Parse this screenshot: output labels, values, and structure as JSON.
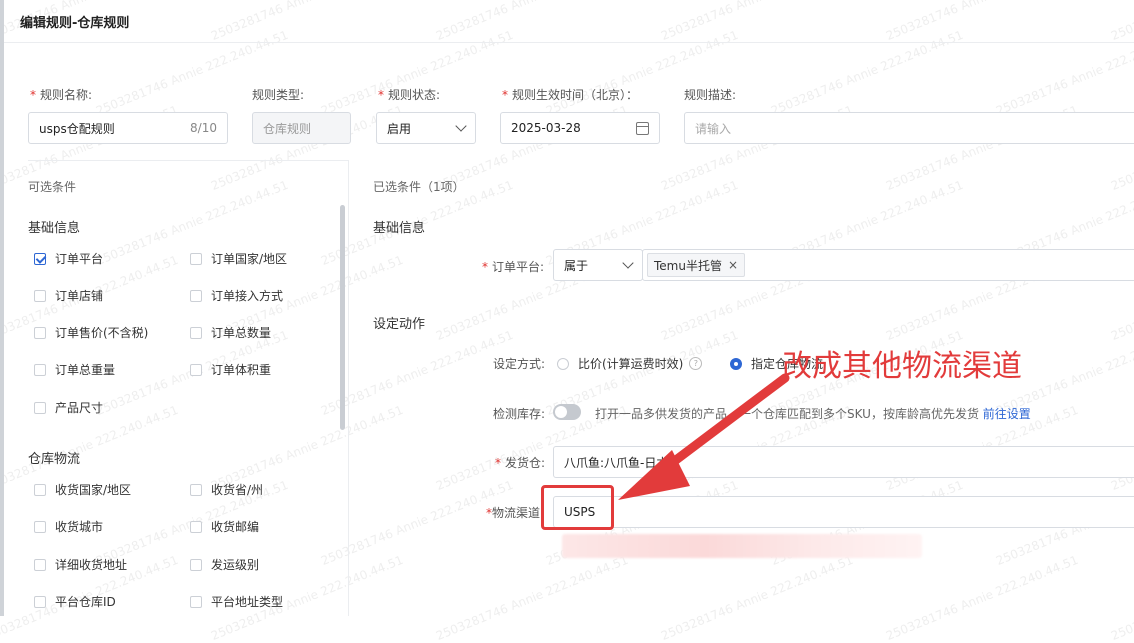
{
  "page_title": "编辑规则-仓库规则",
  "form": {
    "rule_name": {
      "label": "规则名称:",
      "value": "usps仓配规则",
      "counter": "8/10"
    },
    "rule_type": {
      "label": "规则类型:",
      "value": "仓库规则"
    },
    "rule_status": {
      "label": "规则状态:",
      "value": "启用"
    },
    "effective_time": {
      "label": "规则生效时间（北京）：",
      "value": "2025-03-28"
    },
    "description": {
      "label": "规则描述:",
      "placeholder": "请输入"
    }
  },
  "left_panel": {
    "title": "可选条件",
    "groups": [
      {
        "heading": "基础信息",
        "items": [
          {
            "label": "订单平台",
            "checked": true
          },
          {
            "label": "订单国家/地区",
            "checked": false
          },
          {
            "label": "订单店铺",
            "checked": false
          },
          {
            "label": "订单接入方式",
            "checked": false
          },
          {
            "label": "订单售价(不含税)",
            "checked": false
          },
          {
            "label": "订单总数量",
            "checked": false
          },
          {
            "label": "订单总重量",
            "checked": false
          },
          {
            "label": "订单体积重",
            "checked": false
          },
          {
            "label": "产品尺寸",
            "checked": false
          }
        ]
      },
      {
        "heading": "仓库物流",
        "items": [
          {
            "label": "收货国家/地区",
            "checked": false
          },
          {
            "label": "收货省/州",
            "checked": false
          },
          {
            "label": "收货城市",
            "checked": false
          },
          {
            "label": "收货邮编",
            "checked": false
          },
          {
            "label": "详细收货地址",
            "checked": false
          },
          {
            "label": "发运级别",
            "checked": false
          },
          {
            "label": "平台仓库ID",
            "checked": false
          },
          {
            "label": "平台地址类型",
            "checked": false
          }
        ]
      }
    ]
  },
  "right_panel": {
    "title": "已选条件（1项）",
    "basic_heading": "基础信息",
    "order_platform": {
      "label": "订单平台:",
      "operator": "属于",
      "tag": "Temu半托管",
      "tag_close": "×"
    },
    "action_heading": "设定动作",
    "method": {
      "label": "设定方式:",
      "option_a": "比价(计算运费时效)",
      "option_b": "指定仓库物流"
    },
    "stock_check": {
      "label": "检测库存:",
      "hint": "打开一品多供发货的产品，一个仓库匹配到多个SKU，按库龄高优先发货",
      "link": "前往设置"
    },
    "warehouse": {
      "label": "发货仓:",
      "value": "八爪鱼:八爪鱼-日本仓"
    },
    "channel": {
      "label": "物流渠道",
      "value": "USPS"
    }
  },
  "annotation": {
    "text": "改成其他物流渠道",
    "color": "#e23b3b"
  },
  "watermark": "2503281746 Annie 222.240.44.51",
  "colors": {
    "accent": "#2e67d4",
    "required": "#e0322f"
  }
}
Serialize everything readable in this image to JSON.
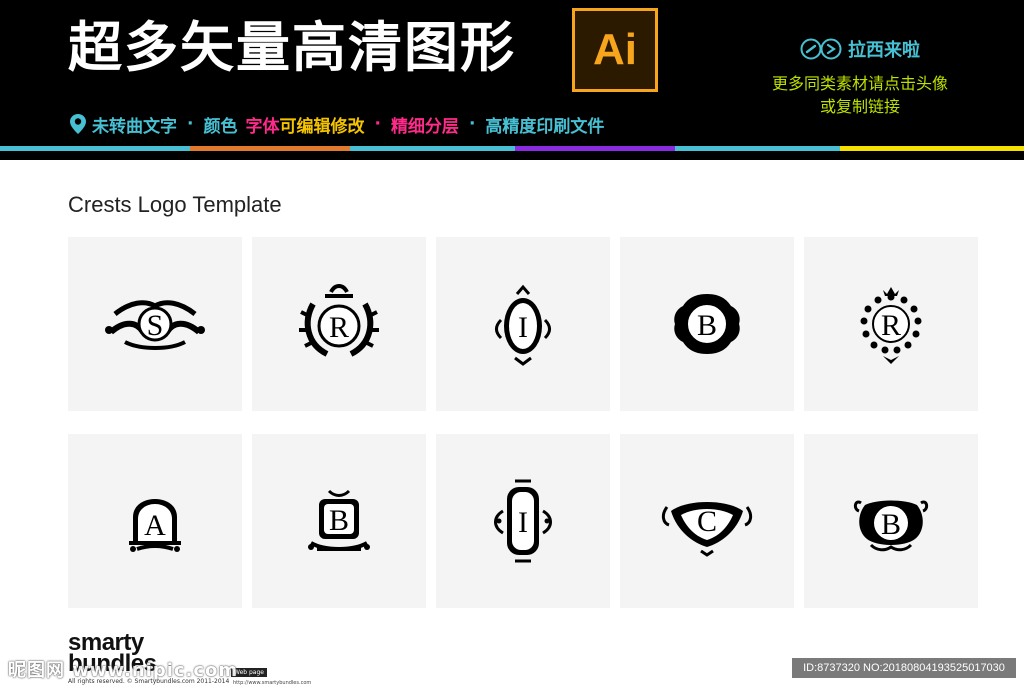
{
  "header": {
    "title": "超多矢量高清图形",
    "badge": "Ai",
    "features": [
      {
        "text": "未转曲文字",
        "color": "#48c0d4"
      },
      {
        "text": "颜色",
        "color": "#48c0d4"
      },
      {
        "text": "字体",
        "color": "#ff2a8a"
      },
      {
        "text": "可编辑修改",
        "color": "#f5c400"
      },
      {
        "text": "精细分层",
        "color": "#ff2a8a"
      },
      {
        "text": "高精度印刷文件",
        "color": "#48c0d4"
      }
    ],
    "brand_name": "拉西来啦",
    "promo_line1": "更多同类素材请点击头像",
    "promo_line2": "或复制链接",
    "stripe_colors": [
      "#48c0d4",
      "#e07a2e",
      "#48c0d4",
      "#8a2be2",
      "#48c0d4",
      "#f5e000"
    ]
  },
  "main": {
    "section_title": "Crests Logo Template",
    "crests": [
      {
        "letter": "S",
        "icon": "scroll-crest-icon"
      },
      {
        "letter": "R",
        "icon": "laurel-crest-icon"
      },
      {
        "letter": "I",
        "icon": "oval-crest-icon"
      },
      {
        "letter": "B",
        "icon": "badge-crest-icon"
      },
      {
        "letter": "R",
        "icon": "pearl-crown-crest-icon"
      },
      {
        "letter": "A",
        "icon": "arch-crest-icon"
      },
      {
        "letter": "B",
        "icon": "square-crest-icon"
      },
      {
        "letter": "I",
        "icon": "frame-crest-icon"
      },
      {
        "letter": "C",
        "icon": "shield-crest-icon"
      },
      {
        "letter": "B",
        "icon": "swirl-crest-icon"
      }
    ]
  },
  "footer": {
    "logo_line1": "smarty",
    "logo_line2": "bundles",
    "rights": "All rights reserved. © Smartybundles.com 2011-2014",
    "webpage_label": "Web page",
    "webpage_url": "http://www.smartybundles.com",
    "watermark": "昵图网 www.nipic.com",
    "id_text": "ID:8737320 NO:20180804193525017030"
  }
}
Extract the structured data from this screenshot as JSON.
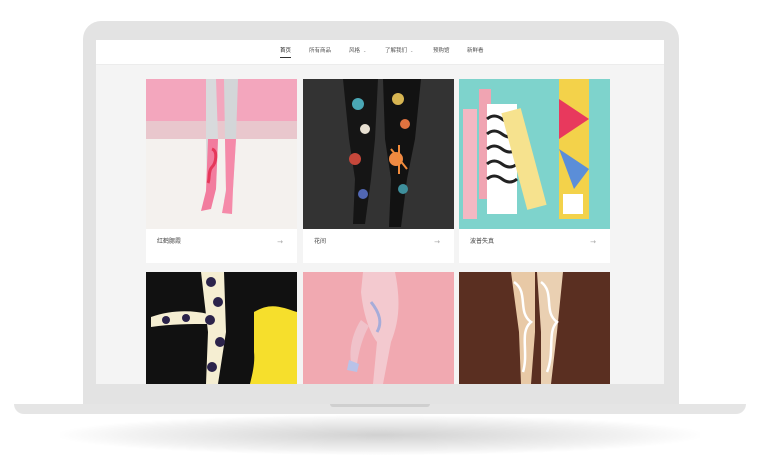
{
  "nav": {
    "items": [
      {
        "label": "首页",
        "active": true
      },
      {
        "label": "所有商品",
        "active": false
      },
      {
        "label": "风格",
        "has_dropdown": true
      },
      {
        "label": "了解我们",
        "has_dropdown": true
      },
      {
        "label": "预购馆",
        "active": false
      },
      {
        "label": "新鲜看",
        "active": false
      }
    ],
    "dropdown_icon": "chevron-down-icon"
  },
  "products": [
    {
      "title": "红鹤腮霞",
      "arrow": "→"
    },
    {
      "title": "花间",
      "arrow": "→"
    },
    {
      "title": "波普失真",
      "arrow": "→"
    },
    {
      "title": ""
    },
    {
      "title": ""
    },
    {
      "title": ""
    }
  ],
  "colors": {
    "flamingo_bg": "#f3a6bd",
    "floral_bg": "#3a3a3a",
    "pop_bg": "#7ed3cc",
    "dots_bg": "#111111",
    "pink_bg": "#f1a9b1",
    "brown_bg": "#5a2f21"
  }
}
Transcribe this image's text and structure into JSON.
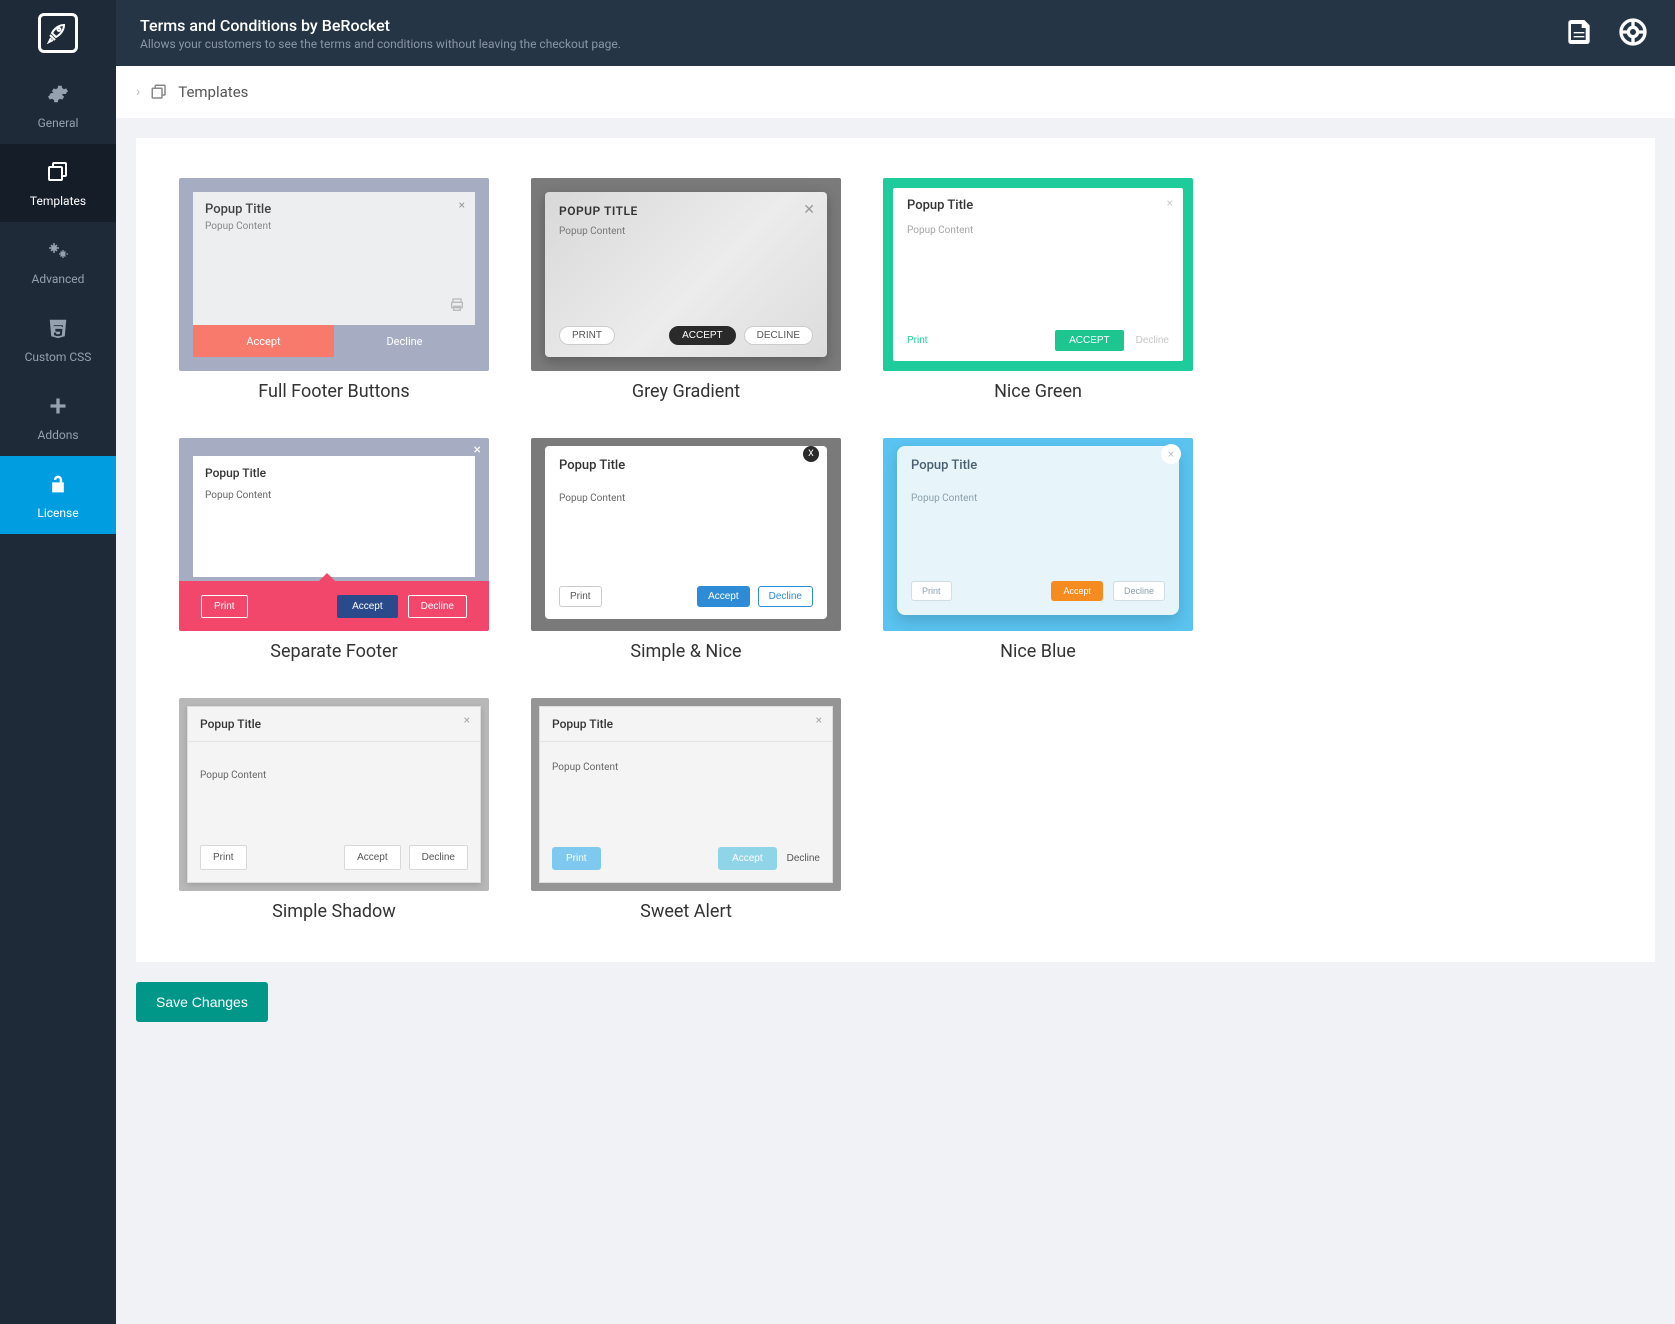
{
  "header": {
    "title": "Terms and Conditions by BeRocket",
    "subtitle": "Allows your customers to see the terms and conditions without leaving the checkout page."
  },
  "sidebar": {
    "items": [
      {
        "label": "General"
      },
      {
        "label": "Templates"
      },
      {
        "label": "Advanced"
      },
      {
        "label": "Custom CSS"
      },
      {
        "label": "Addons"
      },
      {
        "label": "License"
      }
    ]
  },
  "breadcrumb": {
    "label": "Templates"
  },
  "templates": [
    {
      "name": "Full Footer Buttons",
      "popup_title": "Popup Title",
      "popup_content": "Popup Content",
      "accept": "Accept",
      "decline": "Decline"
    },
    {
      "name": "Grey Gradient",
      "popup_title": "POPUP TITLE",
      "popup_content": "Popup Content",
      "print": "PRINT",
      "accept": "ACCEPT",
      "decline": "DECLINE"
    },
    {
      "name": "Nice Green",
      "popup_title": "Popup Title",
      "popup_content": "Popup Content",
      "print": "Print",
      "accept": "ACCEPT",
      "decline": "Decline"
    },
    {
      "name": "Separate Footer",
      "popup_title": "Popup Title",
      "popup_content": "Popup Content",
      "print": "Print",
      "accept": "Accept",
      "decline": "Decline"
    },
    {
      "name": "Simple & Nice",
      "popup_title": "Popup Title",
      "popup_content": "Popup Content",
      "print": "Print",
      "accept": "Accept",
      "decline": "Decline",
      "close": "X"
    },
    {
      "name": "Nice Blue",
      "popup_title": "Popup Title",
      "popup_content": "Popup Content",
      "print": "Print",
      "accept": "Accept",
      "decline": "Decline"
    },
    {
      "name": "Simple Shadow",
      "popup_title": "Popup Title",
      "popup_content": "Popup Content",
      "print": "Print",
      "accept": "Accept",
      "decline": "Decline"
    },
    {
      "name": "Sweet Alert",
      "popup_title": "Popup Title",
      "popup_content": "Popup Content",
      "print": "Print",
      "accept": "Accept",
      "decline": "Decline"
    }
  ],
  "actions": {
    "save": "Save Changes"
  }
}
++++++++++++++++++++
• TO BE DONE:
Locate the lines above that contain "this" and copy them.

• SOLUTION:
Parse this screenshot: output labels, values, and structure as JSON.
Serialize everything readable in this image to JSON.
Extract the structured data from this screenshot as JSON.
Transcribe this image's text and structure into JSON.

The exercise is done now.